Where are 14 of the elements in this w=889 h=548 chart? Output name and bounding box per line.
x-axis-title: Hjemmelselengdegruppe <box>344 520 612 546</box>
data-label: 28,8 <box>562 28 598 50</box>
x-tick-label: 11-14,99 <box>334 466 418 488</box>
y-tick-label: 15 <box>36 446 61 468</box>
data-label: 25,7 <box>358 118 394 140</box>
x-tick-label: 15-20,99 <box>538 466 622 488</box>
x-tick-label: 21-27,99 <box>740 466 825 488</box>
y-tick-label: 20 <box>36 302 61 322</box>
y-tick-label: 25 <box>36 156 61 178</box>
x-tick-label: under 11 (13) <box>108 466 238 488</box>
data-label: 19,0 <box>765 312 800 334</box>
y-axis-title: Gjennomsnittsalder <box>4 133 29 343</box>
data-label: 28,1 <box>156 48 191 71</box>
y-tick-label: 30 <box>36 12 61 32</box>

******

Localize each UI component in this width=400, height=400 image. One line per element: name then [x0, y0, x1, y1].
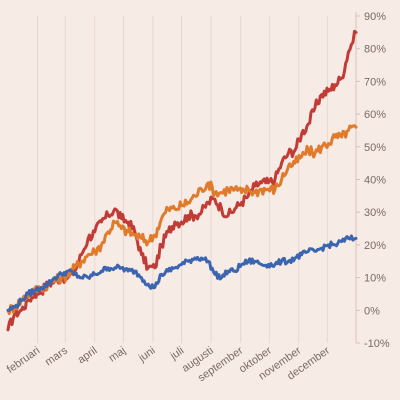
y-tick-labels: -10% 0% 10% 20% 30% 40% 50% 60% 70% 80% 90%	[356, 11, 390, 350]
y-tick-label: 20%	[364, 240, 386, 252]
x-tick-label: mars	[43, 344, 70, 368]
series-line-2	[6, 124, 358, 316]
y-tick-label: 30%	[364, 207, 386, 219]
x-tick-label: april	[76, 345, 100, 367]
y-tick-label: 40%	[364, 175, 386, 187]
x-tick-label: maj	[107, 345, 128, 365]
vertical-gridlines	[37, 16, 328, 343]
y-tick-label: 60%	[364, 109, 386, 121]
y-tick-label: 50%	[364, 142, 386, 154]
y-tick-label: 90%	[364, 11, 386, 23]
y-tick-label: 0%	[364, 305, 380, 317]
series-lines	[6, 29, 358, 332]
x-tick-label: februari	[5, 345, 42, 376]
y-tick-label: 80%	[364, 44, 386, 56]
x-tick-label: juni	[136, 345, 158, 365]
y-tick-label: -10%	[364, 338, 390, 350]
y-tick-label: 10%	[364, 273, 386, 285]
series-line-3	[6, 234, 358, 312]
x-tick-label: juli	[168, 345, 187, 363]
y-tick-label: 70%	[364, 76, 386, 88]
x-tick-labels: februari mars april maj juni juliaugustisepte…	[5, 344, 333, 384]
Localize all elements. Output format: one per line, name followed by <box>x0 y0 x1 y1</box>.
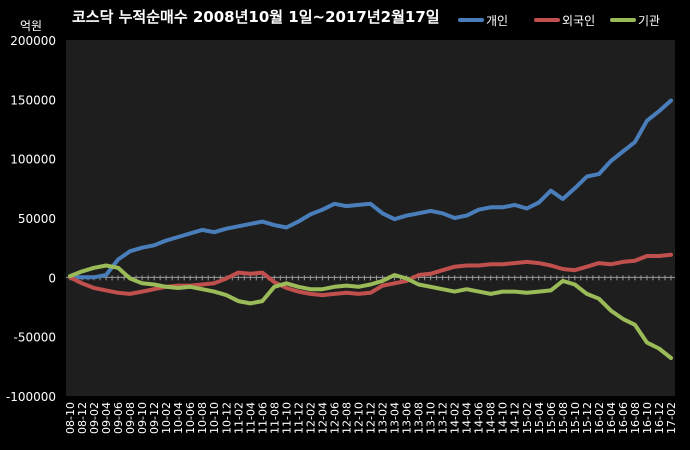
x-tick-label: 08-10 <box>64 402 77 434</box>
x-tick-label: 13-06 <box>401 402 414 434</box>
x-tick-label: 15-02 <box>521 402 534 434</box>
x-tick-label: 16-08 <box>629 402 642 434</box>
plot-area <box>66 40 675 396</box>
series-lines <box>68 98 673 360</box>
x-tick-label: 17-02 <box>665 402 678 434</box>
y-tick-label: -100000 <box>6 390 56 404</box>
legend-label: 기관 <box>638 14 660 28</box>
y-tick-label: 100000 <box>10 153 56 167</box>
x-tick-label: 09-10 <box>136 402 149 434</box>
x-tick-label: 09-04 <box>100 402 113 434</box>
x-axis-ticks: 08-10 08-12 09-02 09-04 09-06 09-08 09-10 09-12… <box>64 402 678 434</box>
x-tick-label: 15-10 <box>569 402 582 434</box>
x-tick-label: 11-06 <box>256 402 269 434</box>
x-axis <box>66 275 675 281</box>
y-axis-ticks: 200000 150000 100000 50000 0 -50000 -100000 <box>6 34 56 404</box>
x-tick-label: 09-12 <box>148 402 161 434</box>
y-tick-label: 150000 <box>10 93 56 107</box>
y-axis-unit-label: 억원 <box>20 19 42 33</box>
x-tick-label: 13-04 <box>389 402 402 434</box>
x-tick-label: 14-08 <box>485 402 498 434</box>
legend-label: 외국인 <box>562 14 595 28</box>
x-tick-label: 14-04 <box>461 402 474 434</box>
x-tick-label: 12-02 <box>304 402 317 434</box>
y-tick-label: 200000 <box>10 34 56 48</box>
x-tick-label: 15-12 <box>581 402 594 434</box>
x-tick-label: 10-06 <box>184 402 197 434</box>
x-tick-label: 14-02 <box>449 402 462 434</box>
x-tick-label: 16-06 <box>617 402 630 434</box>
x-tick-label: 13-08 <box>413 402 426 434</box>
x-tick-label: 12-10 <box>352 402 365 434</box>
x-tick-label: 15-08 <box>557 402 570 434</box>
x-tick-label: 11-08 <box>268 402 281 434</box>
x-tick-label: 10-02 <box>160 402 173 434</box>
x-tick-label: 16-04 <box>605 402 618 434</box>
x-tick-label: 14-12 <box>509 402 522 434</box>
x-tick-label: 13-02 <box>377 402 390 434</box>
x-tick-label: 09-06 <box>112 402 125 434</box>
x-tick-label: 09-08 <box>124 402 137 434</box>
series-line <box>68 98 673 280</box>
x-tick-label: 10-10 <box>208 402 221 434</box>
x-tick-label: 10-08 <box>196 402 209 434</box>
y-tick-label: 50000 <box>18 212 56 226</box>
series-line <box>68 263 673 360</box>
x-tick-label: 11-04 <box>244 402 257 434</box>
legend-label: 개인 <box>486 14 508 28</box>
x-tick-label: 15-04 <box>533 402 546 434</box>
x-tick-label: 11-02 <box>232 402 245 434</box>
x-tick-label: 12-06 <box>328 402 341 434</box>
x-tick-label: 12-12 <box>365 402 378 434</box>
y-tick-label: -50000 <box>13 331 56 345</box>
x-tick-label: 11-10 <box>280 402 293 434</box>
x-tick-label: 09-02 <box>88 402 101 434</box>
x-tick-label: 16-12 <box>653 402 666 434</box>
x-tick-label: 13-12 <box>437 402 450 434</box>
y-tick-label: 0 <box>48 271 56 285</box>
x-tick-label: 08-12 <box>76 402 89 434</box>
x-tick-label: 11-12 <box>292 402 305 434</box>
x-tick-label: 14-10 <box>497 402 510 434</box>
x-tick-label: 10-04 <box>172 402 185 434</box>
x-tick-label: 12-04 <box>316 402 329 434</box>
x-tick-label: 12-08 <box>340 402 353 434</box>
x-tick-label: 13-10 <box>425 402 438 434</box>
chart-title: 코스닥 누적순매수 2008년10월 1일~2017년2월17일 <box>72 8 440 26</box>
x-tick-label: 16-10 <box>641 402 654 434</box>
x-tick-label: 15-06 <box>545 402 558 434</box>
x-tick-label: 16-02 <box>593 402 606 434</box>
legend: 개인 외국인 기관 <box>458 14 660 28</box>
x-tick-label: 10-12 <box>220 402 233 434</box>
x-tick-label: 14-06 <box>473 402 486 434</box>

******

## AIM OF THE TASK
Put the entries from the line containing "Where are 14" through the line containing "y-tick-label: 30 <box>36 12 61 32</box>", both included, into a numbered list, leaving out any blank lines.

## WRITTEN SOLUTION
1. Where are 14 of the elements in this w=889 h=548 chart? Output name and bounding box per line.
2. x-axis-title: Hjemmelselengdegruppe <box>344 520 612 546</box>
3. data-label: 28,8 <box>562 28 598 50</box>
4. x-tick-label: 11-14,99 <box>334 466 418 488</box>
5. y-tick-label: 15 <box>36 446 61 468</box>
6. data-label: 25,7 <box>358 118 394 140</box>
7. x-tick-label: 15-20,99 <box>538 466 622 488</box>
8. x-tick-label: 21-27,99 <box>740 466 825 488</box>
9. y-tick-label: 20 <box>36 302 61 322</box>
10. y-tick-label: 25 <box>36 156 61 178</box>
11. x-tick-label: under 11 (13) <box>108 466 238 488</box>
12. data-label: 19,0 <box>765 312 800 334</box>
13. y-axis-title: Gjennomsnittsalder <box>4 133 29 343</box>
14. data-label: 28,1 <box>156 48 191 71</box>
15. y-tick-label: 30 <box>36 12 61 32</box>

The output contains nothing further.